→ Brief
Transcribe the material in full, exactly as written.

→ Data section
────────────────
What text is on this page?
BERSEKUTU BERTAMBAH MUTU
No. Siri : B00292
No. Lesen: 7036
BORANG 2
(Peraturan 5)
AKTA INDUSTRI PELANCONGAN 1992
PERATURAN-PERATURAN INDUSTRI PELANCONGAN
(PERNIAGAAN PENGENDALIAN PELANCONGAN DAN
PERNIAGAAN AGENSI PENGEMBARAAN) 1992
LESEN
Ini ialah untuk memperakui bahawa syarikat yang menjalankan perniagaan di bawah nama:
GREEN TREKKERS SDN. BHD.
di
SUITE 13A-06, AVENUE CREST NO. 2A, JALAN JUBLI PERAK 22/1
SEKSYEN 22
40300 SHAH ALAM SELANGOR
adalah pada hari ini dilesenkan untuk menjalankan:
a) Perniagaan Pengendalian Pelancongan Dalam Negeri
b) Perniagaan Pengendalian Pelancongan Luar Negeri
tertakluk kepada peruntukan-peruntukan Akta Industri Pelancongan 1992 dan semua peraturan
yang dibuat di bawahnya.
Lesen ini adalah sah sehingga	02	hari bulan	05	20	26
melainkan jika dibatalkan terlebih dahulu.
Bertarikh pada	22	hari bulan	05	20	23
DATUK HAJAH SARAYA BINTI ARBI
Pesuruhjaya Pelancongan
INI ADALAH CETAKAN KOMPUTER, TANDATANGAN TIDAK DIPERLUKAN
────────────────
→ Problem solution
What text is on this page?
BERSEKUTU BERTAMBAH MUTU
No. Siri : B00292
No. Lesen: 7036
BORANG 2
(Peraturan 5)
AKTA INDUSTRI PELANCONGAN 1992
PERATURAN-PERATURAN INDUSTRI PELANCONGAN
(PERNIAGAAN PENGENDALIAN PELANCONGAN DAN
PERNIAGAAN AGENSI PENGEMBARAAN) 1992
LESEN
Ini ialah untuk memperakui bahawa syarikat yang menjalankan perniagaan di bawah nama:
GREEN TREKKERS SDN. BHD.
di
SUITE 13A-06, AVENUE CREST NO. 2A, JALAN JUBLI PERAK 22/1
SEKSYEN 22
40300 SHAH ALAM SELANGOR
adalah pada hari ini dilesenkan untuk menjalankan:
a) Perniagaan Pengendalian Pelancongan Dalam Negeri
b) Perniagaan Pengendalian Pelancongan Luar Negeri
tertakluk kepada peruntukan-peruntukan Akta Industri Pelancongan 1992 dan semua peraturan
yang dibuat di bawahnya.
Lesen ini adalah sah sehingga	02	hari bulan	05	20	26
melainkan jika dibatalkan terlebih dahulu.
Bertarikh pada	22	hari bulan	05	20	23
DATUK HAJAH SARAYA BINTI ARBI
Pesuruhjaya Pelancongan
INI ADALAH CETAKAN KOMPUTER, TANDATANGAN TIDAK DIPERLUKAN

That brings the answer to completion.